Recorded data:
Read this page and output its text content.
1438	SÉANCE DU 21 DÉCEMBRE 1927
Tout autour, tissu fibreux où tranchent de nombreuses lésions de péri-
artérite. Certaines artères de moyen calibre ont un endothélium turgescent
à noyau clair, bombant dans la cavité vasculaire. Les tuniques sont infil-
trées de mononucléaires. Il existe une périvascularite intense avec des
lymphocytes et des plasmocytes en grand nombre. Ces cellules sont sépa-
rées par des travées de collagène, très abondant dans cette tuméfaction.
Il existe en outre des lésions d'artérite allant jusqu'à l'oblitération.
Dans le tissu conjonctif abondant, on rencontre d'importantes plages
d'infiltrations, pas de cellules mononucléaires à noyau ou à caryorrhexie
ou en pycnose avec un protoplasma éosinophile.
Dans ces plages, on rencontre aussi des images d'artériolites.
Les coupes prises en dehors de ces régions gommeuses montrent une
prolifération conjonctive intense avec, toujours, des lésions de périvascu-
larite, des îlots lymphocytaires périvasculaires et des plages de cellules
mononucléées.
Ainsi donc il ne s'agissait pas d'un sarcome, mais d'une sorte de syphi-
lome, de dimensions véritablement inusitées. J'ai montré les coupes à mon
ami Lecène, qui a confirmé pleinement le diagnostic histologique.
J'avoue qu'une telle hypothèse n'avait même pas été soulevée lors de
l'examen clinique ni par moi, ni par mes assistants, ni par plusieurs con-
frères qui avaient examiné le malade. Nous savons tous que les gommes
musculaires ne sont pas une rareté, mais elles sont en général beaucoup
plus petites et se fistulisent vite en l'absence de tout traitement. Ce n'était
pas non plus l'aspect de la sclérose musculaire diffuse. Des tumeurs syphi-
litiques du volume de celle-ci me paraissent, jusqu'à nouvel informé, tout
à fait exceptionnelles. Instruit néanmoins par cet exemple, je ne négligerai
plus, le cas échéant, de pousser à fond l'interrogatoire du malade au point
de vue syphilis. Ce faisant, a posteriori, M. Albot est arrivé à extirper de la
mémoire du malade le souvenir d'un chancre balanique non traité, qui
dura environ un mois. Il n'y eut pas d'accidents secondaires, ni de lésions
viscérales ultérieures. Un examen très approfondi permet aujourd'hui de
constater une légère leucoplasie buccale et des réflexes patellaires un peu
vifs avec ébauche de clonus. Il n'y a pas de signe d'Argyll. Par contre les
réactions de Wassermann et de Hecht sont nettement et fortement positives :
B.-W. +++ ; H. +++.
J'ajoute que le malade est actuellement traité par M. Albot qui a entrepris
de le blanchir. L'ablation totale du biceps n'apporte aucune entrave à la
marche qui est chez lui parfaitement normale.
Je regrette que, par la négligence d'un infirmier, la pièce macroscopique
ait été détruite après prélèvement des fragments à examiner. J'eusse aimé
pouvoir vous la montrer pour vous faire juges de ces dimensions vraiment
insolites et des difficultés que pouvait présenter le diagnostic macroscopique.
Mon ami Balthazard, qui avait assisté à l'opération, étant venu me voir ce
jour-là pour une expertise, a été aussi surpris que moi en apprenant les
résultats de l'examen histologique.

- [What to do]: Count how many lines of the material hold the string "mais". Give the number and nothing more.

- [Response for this exercise]: 2